Given task: Bring together all lines of the material below that contain the string "controllers".

Dataset items:
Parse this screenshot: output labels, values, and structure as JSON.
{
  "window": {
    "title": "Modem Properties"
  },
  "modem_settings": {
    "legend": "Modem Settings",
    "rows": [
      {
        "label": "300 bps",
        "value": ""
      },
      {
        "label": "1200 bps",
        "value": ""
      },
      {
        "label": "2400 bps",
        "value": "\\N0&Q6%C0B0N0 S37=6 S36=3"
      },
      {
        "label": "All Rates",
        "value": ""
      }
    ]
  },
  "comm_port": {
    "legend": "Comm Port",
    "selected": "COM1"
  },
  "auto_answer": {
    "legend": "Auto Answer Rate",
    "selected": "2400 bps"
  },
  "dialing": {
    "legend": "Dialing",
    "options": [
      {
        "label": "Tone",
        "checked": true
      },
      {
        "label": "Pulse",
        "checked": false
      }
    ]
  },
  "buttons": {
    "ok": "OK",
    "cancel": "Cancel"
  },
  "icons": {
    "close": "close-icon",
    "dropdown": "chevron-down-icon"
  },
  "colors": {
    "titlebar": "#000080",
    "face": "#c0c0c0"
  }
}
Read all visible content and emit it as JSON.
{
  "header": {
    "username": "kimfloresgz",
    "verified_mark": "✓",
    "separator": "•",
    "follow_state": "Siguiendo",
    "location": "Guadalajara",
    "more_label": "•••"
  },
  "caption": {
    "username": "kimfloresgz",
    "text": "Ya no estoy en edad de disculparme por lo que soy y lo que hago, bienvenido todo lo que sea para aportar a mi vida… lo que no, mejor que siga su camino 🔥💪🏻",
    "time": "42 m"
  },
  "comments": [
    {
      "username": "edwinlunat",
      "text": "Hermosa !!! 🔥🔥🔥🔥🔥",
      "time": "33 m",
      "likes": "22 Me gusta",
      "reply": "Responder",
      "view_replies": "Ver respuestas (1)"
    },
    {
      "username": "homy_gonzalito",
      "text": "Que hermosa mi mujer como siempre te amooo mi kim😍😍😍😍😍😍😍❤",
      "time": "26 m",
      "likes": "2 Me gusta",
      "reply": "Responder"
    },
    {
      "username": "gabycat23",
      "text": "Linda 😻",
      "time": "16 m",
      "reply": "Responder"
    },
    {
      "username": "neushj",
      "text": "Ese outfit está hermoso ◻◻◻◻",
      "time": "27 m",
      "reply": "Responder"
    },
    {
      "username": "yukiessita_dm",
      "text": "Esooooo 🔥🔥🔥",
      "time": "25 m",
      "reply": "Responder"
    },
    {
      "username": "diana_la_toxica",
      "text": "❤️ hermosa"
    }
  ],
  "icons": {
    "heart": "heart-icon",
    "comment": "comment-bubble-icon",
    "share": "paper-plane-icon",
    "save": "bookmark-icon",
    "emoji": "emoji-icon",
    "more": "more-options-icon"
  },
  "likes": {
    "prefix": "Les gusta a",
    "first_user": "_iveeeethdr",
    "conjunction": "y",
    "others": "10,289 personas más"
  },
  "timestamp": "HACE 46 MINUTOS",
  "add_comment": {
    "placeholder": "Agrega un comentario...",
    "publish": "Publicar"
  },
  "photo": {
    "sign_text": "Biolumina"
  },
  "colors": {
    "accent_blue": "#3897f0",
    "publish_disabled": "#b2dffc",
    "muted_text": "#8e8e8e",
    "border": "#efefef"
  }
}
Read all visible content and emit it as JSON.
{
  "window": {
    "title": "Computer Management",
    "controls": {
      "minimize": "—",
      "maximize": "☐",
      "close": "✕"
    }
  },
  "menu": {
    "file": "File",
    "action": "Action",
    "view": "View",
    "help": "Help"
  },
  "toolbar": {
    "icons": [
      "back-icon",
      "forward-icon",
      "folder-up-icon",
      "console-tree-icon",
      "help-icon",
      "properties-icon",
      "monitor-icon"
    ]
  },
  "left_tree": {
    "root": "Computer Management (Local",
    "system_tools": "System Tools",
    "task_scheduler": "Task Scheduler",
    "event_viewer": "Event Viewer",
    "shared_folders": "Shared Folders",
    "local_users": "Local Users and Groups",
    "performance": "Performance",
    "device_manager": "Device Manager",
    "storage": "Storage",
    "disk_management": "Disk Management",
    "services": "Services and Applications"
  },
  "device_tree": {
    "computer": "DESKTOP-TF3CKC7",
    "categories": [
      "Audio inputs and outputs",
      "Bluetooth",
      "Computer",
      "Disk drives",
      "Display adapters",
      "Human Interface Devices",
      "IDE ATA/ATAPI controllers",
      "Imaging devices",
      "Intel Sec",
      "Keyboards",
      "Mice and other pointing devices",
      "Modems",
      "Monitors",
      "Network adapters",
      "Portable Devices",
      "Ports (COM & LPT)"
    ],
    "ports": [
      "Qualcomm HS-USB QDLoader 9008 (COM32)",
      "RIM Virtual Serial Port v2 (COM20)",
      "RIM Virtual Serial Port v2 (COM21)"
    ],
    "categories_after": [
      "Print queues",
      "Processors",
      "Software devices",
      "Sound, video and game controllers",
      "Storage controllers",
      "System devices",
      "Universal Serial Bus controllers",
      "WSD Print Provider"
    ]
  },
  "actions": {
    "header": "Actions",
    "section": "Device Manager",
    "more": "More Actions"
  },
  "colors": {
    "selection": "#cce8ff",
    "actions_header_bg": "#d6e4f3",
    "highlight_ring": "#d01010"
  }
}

Exercise result:
      "IDE ATA/ATAPI controllers",
      "Sound, video and game controllers",
      "Storage controllers",
      "Universal Serial Bus controllers",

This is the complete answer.